[EXTRAIT DU DOCUMENT]:
+-------+

Par : Yves Lafontaine [21-03-2002]
L’Islam n’utilise pas le mot homosexuel, mais parle de peuple impie, de Loth et de la dégénérescence. L’homosexualité est plutôt présentée par défaut. Dans le Coran, elle est considérée comme un mal dont il faut se prémunir.
Cela tient en quelques lignes terribles. Ce texte a manifestement pour objet la conservation de l’ordre. Il s’agit de préserver la forme familiale traditionnelle, de reconduire l’ordre ancien et de condamner toutes les transgressions, y compris les formes de conjugalité non conventionnelles. Précisemment, le Coran ignore le lesbianisme, mais stigmatise l’amour entre hommes dans au moins 11 de ses 114 chapitres (sourates). Cette condamnation, qui laisse cependant place au repentir et au pardon, est ainsi formulée dans la quatrième sourate : "Si deux d’entre vous font une infamie, sévissez. S’ils reviennent et s’amendent, laissez-les." Les autres sourates commentent les paroles attribuées à Loth, habitant de Sodome et neveu d’Ibrahim (l’Abraham de la Genèse, élevé au rang de prophète dans le Coran). La fin tragique de Sodome, qui disparut sous un déluge de feu et de soufre (en réalité, une éruption volcanique survenue environ 1900 ans avant J.-C.) a été interprétée comme la punition divine, dont le Coran menace les incroyants. Selon le Coran, le peuple de Sodome aurait inventé l’homosexualité : "Abominations que personne n’a faites avant vous" (sourate 7). Évidemment, on aurait tort de réduire l’Orient à l’Islam, et l’Islam au Coran. Dans Carnets d’Égypte et Journal du Maroc, André Gide décrit la civilisation arabe comme tolérante vis-à-vis une certaine forme d’homosexualité. Cela dit, l’homosexualité pratiquée en Occident — où les conjoints de même sexe sont de plus en plus reconnus — choque une forte majorité de musulmans.

+-------+

[CONSIGNES DES EXERCICES]:
1: D'après l'extrait, quel est l'objet du texte coranique sur l'homosexualité, et que vise-t-il à préserver ? Répondez en une à trois phrases.
2: Répondez aux questions suivantes à l'aide de l'extrait.
(a) Dans combien de chapitres du Coran, au moins, l'amour entre hommes est-il stigmatisé ?
(b) Quel lien de parenté unit Loth à Ibrahim ?
(c) Dans quels ouvrages André Gide décrit-il la civilisation arabe comme tolérante envers une certaine forme d'homosexualité ?
Les lignes qui suivent n'ont aucun rapport avec l'extrait.

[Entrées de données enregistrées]
+-------+

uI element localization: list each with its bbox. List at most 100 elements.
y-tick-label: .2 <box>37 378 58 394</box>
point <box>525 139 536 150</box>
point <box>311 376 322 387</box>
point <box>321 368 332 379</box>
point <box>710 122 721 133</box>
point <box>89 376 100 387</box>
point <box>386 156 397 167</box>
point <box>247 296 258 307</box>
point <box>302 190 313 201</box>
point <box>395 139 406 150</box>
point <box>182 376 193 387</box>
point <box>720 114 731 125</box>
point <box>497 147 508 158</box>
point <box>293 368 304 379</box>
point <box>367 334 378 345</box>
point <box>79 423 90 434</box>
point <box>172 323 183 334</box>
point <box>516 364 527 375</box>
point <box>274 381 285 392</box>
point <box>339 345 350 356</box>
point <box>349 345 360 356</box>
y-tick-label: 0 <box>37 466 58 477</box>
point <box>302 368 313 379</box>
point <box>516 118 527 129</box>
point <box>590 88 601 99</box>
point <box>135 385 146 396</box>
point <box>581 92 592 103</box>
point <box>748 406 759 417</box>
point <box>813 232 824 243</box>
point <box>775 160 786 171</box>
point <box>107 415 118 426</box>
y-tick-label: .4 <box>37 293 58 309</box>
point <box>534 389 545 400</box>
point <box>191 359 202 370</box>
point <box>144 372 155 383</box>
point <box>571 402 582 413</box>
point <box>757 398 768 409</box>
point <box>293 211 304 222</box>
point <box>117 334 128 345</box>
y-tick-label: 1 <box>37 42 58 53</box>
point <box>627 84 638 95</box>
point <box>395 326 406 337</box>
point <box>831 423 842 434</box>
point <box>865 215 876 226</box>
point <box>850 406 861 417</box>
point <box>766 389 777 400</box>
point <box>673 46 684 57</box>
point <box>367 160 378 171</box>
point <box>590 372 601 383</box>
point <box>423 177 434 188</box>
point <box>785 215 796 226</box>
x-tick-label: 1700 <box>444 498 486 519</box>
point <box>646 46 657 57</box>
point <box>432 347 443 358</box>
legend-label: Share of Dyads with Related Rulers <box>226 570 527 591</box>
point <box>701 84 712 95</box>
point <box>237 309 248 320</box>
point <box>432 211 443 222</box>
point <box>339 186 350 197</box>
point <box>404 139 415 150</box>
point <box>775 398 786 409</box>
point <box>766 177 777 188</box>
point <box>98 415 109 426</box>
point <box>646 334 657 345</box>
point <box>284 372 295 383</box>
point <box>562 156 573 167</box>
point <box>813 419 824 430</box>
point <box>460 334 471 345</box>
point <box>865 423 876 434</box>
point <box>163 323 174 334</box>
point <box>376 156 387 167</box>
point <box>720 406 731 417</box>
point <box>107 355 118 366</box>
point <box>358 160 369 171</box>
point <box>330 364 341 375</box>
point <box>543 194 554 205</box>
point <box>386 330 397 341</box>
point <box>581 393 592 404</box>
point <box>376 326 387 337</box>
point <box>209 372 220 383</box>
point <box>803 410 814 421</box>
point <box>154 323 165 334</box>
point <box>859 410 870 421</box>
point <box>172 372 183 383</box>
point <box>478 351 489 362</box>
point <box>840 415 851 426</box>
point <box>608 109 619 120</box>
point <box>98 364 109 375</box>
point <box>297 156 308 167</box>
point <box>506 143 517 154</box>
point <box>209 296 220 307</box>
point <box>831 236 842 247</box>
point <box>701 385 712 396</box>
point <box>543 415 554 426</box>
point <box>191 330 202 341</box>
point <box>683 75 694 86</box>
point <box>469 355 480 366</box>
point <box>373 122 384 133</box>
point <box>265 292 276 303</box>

+-------+

[CORRIGÉS PAR EXERCICE]:
1: Selon l'extrait, ce texte a manifestement pour objet la conservation de l'ordre. Il s'agit de préserver la forme familiale traditionnelle, de reconduire l'ordre ancien et de condamner toutes les transgressions, y compris les formes de conjugalité non conventionnelles.

2:
(a) Dans au moins 11 de ses 114 chapitres (sourates).
(b) Loth est le neveu d'Ibrahim.
(c) Dans Carnets d'Égypte et Journal du Maroc.